● **Your goal**
Copy the lines that follow, keeping every character the same.

● **Data to use**
[start]

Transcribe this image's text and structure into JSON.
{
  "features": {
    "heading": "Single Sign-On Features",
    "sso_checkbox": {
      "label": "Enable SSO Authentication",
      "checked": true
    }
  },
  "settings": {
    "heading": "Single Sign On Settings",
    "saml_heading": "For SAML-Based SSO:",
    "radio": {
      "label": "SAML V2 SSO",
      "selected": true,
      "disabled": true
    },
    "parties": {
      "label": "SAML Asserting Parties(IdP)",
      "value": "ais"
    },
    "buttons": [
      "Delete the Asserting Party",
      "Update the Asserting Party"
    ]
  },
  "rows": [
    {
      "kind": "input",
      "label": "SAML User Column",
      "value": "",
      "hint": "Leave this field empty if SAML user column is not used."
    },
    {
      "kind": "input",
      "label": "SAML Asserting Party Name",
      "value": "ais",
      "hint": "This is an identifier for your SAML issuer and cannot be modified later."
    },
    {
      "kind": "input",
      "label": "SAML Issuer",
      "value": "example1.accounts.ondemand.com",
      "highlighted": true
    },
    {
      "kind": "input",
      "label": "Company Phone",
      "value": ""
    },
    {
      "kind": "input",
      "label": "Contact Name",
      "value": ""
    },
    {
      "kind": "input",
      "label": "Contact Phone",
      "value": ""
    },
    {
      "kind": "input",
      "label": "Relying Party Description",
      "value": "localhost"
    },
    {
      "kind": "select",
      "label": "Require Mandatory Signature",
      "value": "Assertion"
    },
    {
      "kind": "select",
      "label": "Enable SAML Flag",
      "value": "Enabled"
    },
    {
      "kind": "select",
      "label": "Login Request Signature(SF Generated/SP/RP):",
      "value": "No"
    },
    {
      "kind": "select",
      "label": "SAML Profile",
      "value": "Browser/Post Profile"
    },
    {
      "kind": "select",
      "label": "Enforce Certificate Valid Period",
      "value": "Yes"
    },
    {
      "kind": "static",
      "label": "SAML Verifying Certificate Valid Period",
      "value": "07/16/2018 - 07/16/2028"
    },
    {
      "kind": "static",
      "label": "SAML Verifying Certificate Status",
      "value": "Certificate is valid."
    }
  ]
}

[end]

● **Exercise solution**
Transcribe this image's text and structure into JSON.
{
  "features": {
    "heading": "Single Sign-On Features",
    "sso_checkbox": {
      "label": "Enable SSO Authentication",
      "checked": true
    }
  },
  "settings": {
    "heading": "Single Sign On Settings",
    "saml_heading": "For SAML-Based SSO:",
    "radio": {
      "label": "SAML V2 SSO",
      "selected": true,
      "disabled": true
    },
    "parties": {
      "label": "SAML Asserting Parties(IdP)",
      "value": "ais"
    },
    "buttons": [
      "Delete the Asserting Party",
      "Update the Asserting Party"
    ]
  },
  "rows": [
    {
      "kind": "input",
      "label": "SAML User Column",
      "value": "",
      "hint": "Leave this field empty if SAML user column is not used."
    },
    {
      "kind": "input",
      "label": "SAML Asserting Party Name",
      "value": "ais",
      "hint": "This is an identifier for your SAML issuer and cannot be modified later."
    },
    {
      "kind": "input",
      "label": "SAML Issuer",
      "value": "example1.accounts.ondemand.com",
      "highlighted": true
    },
    {
      "kind": "input",
      "label": "Company Phone",
      "value": ""
    },
    {
      "kind": "input",
      "label": "Contact Name",
      "value": ""
    },
    {
      "kind": "input",
      "label": "Contact Phone",
      "value": ""
    },
    {
      "kind": "input",
      "label": "Relying Party Description",
      "value": "localhost"
    },
    {
      "kind": "select",
      "label": "Require Mandatory Signature",
      "value": "Assertion"
    },
    {
      "kind": "select",
      "label": "Enable SAML Flag",
      "value": "Enabled"
    },
    {
      "kind": "select",
      "label": "Login Request Signature(SF Generated/SP/RP):",
      "value": "No"
    },
    {
      "kind": "select",
      "label": "SAML Profile",
      "value": "Browser/Post Profile"
    },
    {
      "kind": "select",
      "label": "Enforce Certificate Valid Period",
      "value": "Yes"
    },
    {
      "kind": "static",
      "label": "SAML Verifying Certificate Valid Period",
      "value": "07/16/2018 - 07/16/2028"
    },
    {
      "kind": "static",
      "label": "SAML Verifying Certificate Status",
      "value": "Certificate is valid."
    }
  ]
}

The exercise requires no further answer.